The exercise -> Print exactly the lines from the line with "Extract all readable text from this page." to the last line of the data, please, both included.

Saved entries ->
#####
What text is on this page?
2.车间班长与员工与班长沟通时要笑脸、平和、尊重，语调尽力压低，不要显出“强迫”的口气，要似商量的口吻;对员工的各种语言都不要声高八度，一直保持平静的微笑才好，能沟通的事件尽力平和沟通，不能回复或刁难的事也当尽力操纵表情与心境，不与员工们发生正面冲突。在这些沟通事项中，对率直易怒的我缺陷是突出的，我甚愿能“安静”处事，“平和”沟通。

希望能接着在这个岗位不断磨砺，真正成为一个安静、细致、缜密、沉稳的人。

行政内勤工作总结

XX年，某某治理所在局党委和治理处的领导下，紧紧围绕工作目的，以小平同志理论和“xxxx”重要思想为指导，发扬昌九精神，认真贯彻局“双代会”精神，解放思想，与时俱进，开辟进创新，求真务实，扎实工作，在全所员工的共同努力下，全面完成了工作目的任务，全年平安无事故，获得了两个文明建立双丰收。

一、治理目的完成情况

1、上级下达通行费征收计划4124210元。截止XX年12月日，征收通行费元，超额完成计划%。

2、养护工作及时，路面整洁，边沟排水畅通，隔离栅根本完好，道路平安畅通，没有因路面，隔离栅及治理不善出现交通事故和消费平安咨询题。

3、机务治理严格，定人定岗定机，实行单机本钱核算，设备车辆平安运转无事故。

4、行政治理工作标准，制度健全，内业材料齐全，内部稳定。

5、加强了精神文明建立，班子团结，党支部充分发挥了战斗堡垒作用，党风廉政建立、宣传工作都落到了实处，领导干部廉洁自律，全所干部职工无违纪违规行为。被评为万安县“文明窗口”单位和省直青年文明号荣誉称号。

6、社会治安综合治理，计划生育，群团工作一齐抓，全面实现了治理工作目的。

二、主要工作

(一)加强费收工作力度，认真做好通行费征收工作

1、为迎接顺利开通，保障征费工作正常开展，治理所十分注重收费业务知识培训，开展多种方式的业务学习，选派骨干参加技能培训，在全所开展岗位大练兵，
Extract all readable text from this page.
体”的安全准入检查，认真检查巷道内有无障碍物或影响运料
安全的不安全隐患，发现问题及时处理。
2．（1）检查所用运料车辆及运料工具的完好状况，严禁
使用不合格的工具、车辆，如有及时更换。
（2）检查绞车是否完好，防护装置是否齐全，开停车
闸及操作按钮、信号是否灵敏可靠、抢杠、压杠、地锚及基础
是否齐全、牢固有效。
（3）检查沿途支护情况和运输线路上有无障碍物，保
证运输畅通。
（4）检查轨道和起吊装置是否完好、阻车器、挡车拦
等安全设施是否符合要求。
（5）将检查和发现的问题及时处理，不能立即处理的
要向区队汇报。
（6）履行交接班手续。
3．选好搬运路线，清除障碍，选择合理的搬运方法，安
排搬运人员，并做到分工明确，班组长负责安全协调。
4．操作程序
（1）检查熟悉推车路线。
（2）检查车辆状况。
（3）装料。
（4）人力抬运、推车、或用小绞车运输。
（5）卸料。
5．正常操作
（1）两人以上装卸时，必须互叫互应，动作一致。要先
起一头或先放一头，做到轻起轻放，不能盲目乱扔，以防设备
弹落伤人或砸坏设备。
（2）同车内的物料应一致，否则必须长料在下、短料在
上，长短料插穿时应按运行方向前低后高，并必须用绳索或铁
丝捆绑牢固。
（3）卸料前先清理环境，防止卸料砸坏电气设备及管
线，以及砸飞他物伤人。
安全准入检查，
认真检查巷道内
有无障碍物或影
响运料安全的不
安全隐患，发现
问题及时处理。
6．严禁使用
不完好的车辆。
#####
Worked answer ->
Extract all readable text from this page.
体”的安全准入检查，认真检查巷道内有无障碍物或影响运料
安全的不安全隐患，发现问题及时处理。
2．（1）检查所用运料车辆及运料工具的完好状况，严禁
使用不合格的工具、车辆，如有及时更换。
（2）检查绞车是否完好，防护装置是否齐全，开停车
闸及操作按钮、信号是否灵敏可靠、抢杠、压杠、地锚及基础
是否齐全、牢固有效。
（3）检查沿途支护情况和运输线路上有无障碍物，保
证运输畅通。
（4）检查轨道和起吊装置是否完好、阻车器、挡车拦
等安全设施是否符合要求。
（5）将检查和发现的问题及时处理，不能立即处理的
要向区队汇报。
（6）履行交接班手续。
3．选好搬运路线，清除障碍，选择合理的搬运方法，安
排搬运人员，并做到分工明确，班组长负责安全协调。
4．操作程序
（1）检查熟悉推车路线。
（2）检查车辆状况。
（3）装料。
（4）人力抬运、推车、或用小绞车运输。
（5）卸料。
5．正常操作
（1）两人以上装卸时，必须互叫互应，动作一致。要先
起一头或先放一头，做到轻起轻放，不能盲目乱扔，以防设备
弹落伤人或砸坏设备。
（2）同车内的物料应一致，否则必须长料在下、短料在
上，长短料插穿时应按运行方向前低后高，并必须用绳索或铁
丝捆绑牢固。
（3）卸料前先清理环境，防止卸料砸坏电气设备及管
线，以及砸飞他物伤人。
安全准入检查，
认真检查巷道内
有无障碍物或影
响运料安全的不
安全隐患，发现
问题及时处理。
6．严禁使用
不完好的车辆。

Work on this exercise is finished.